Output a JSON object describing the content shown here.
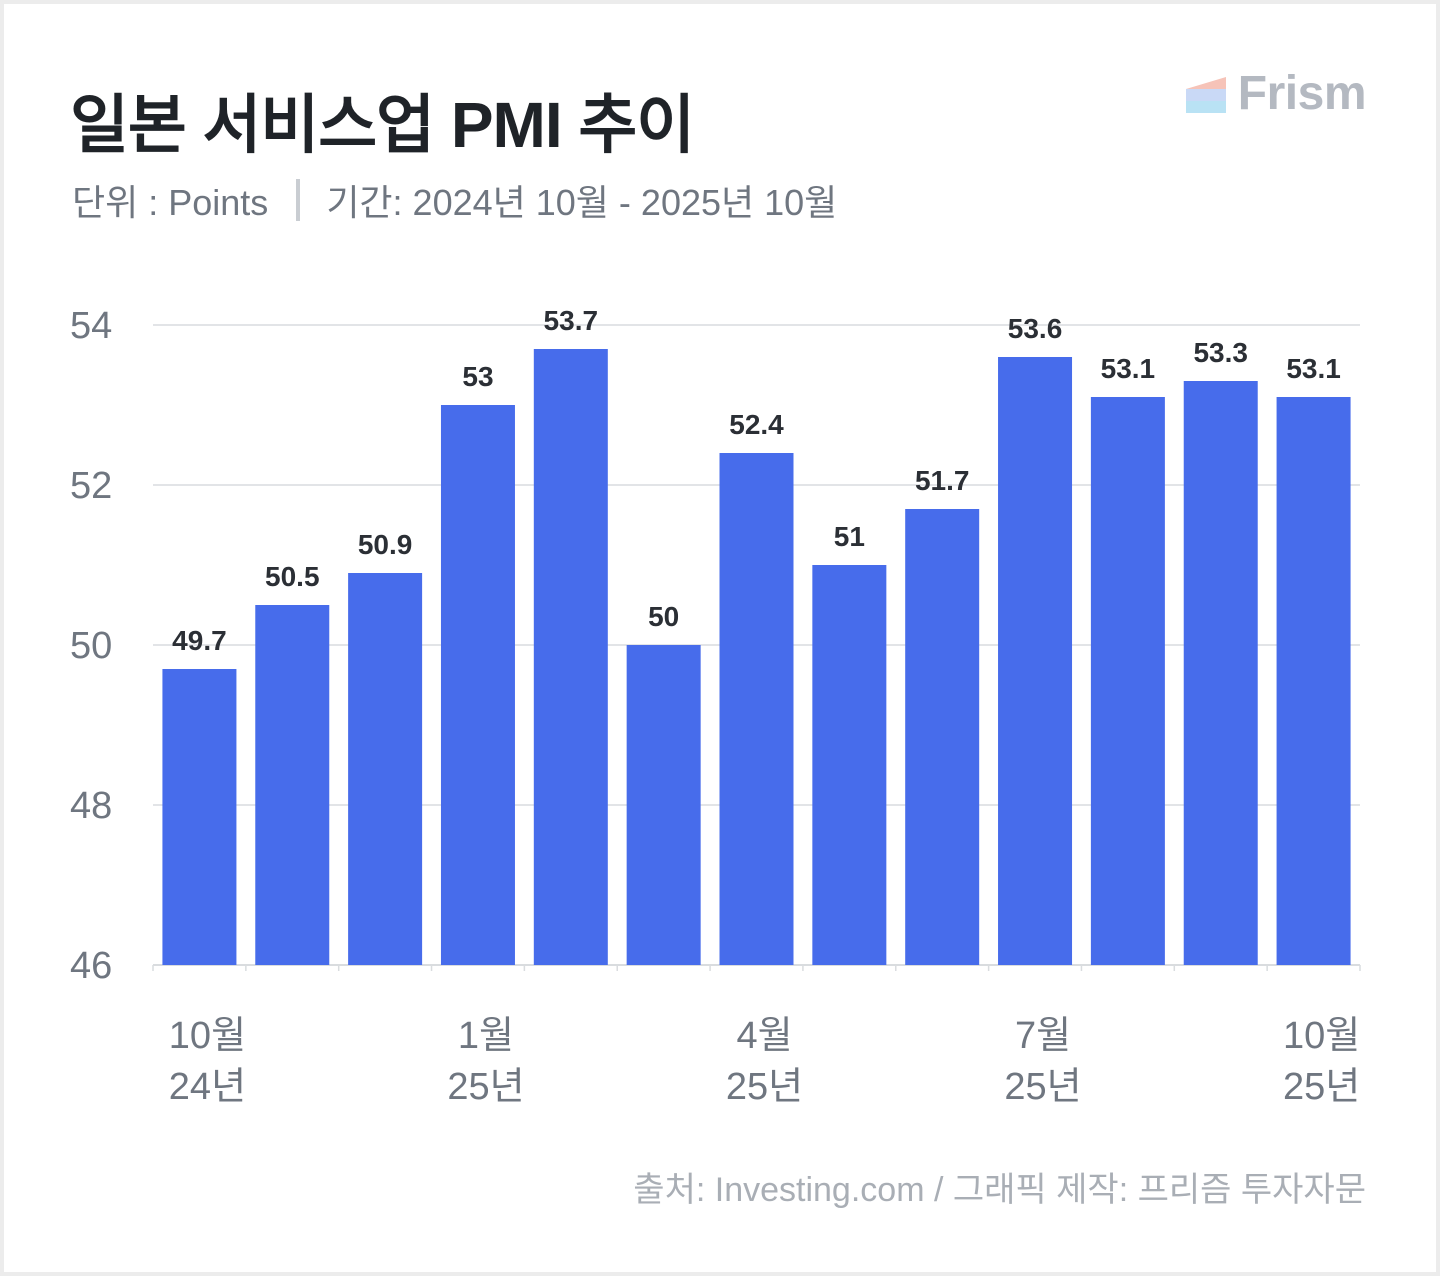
{
  "header": {
    "title": "일본 서비스업 PMI 추이",
    "unit": "단위 : Points",
    "period": "기간: 2024년 10월 - 2025년 10월"
  },
  "brand": {
    "name": "Frism",
    "logo_colors": [
      "#f6c3b8",
      "#c9d9f6",
      "#b9e2f4"
    ]
  },
  "footer": {
    "source": "출처: Investing.com / 그래픽 제작: 프리즘 투자자문"
  },
  "colors": {
    "bar": "#476ceb",
    "grid": "#d9dcdf",
    "axis_text": "#6f7680",
    "label_text": "#2b2f35"
  },
  "chart_data": {
    "type": "bar",
    "title": "일본 서비스업 PMI 추이",
    "xlabel": "",
    "ylabel": "Points",
    "ylim": [
      46,
      54
    ],
    "yticks": [
      46,
      48,
      50,
      52,
      54
    ],
    "values": [
      49.7,
      50.5,
      50.9,
      53,
      53.7,
      50,
      52.4,
      51,
      51.7,
      53.6,
      53.1,
      53.3,
      53.1
    ],
    "value_labels": [
      "49.7",
      "50.5",
      "50.9",
      "53",
      "53.7",
      "50",
      "52.4",
      "51",
      "51.7",
      "53.6",
      "53.1",
      "53.3",
      "53.1"
    ],
    "x_tick_labels": [
      {
        "index": 0,
        "month": "10월",
        "year": "24년"
      },
      {
        "index": 3,
        "month": "1월",
        "year": "25년"
      },
      {
        "index": 6,
        "month": "4월",
        "year": "25년"
      },
      {
        "index": 9,
        "month": "7월",
        "year": "25년"
      },
      {
        "index": 12,
        "month": "10월",
        "year": "25년"
      }
    ],
    "grid": true,
    "legend": "none"
  }
}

■ ■ ■

Copy the records exactly as they appear, excluding images.

Output a JSON object describing the content shown here.
{
  "header": {
    "title": "일본 서비스업 PMI 추이",
    "unit": "단위 : Points",
    "period": "기간: 2024년 10월 - 2025년 10월"
  },
  "brand": {
    "name": "Frism",
    "logo_colors": [
      "#f6c3b8",
      "#c9d9f6",
      "#b9e2f4"
    ]
  },
  "footer": {
    "source": "출처: Investing.com / 그래픽 제작: 프리즘 투자자문"
  },
  "colors": {
    "bar": "#476ceb",
    "grid": "#d9dcdf",
    "axis_text": "#6f7680",
    "label_text": "#2b2f35"
  },
  "chart_data": {
    "type": "bar",
    "title": "일본 서비스업 PMI 추이",
    "xlabel": "",
    "ylabel": "Points",
    "ylim": [
      46,
      54
    ],
    "yticks": [
      46,
      48,
      50,
      52,
      54
    ],
    "values": [
      49.7,
      50.5,
      50.9,
      53,
      53.7,
      50,
      52.4,
      51,
      51.7,
      53.6,
      53.1,
      53.3,
      53.1
    ],
    "value_labels": [
      "49.7",
      "50.5",
      "50.9",
      "53",
      "53.7",
      "50",
      "52.4",
      "51",
      "51.7",
      "53.6",
      "53.1",
      "53.3",
      "53.1"
    ],
    "x_tick_labels": [
      {
        "index": 0,
        "month": "10월",
        "year": "24년"
      },
      {
        "index": 3,
        "month": "1월",
        "year": "25년"
      },
      {
        "index": 6,
        "month": "4월",
        "year": "25년"
      },
      {
        "index": 9,
        "month": "7월",
        "year": "25년"
      },
      {
        "index": 12,
        "month": "10월",
        "year": "25년"
      }
    ],
    "grid": true,
    "legend": "none"
  }
}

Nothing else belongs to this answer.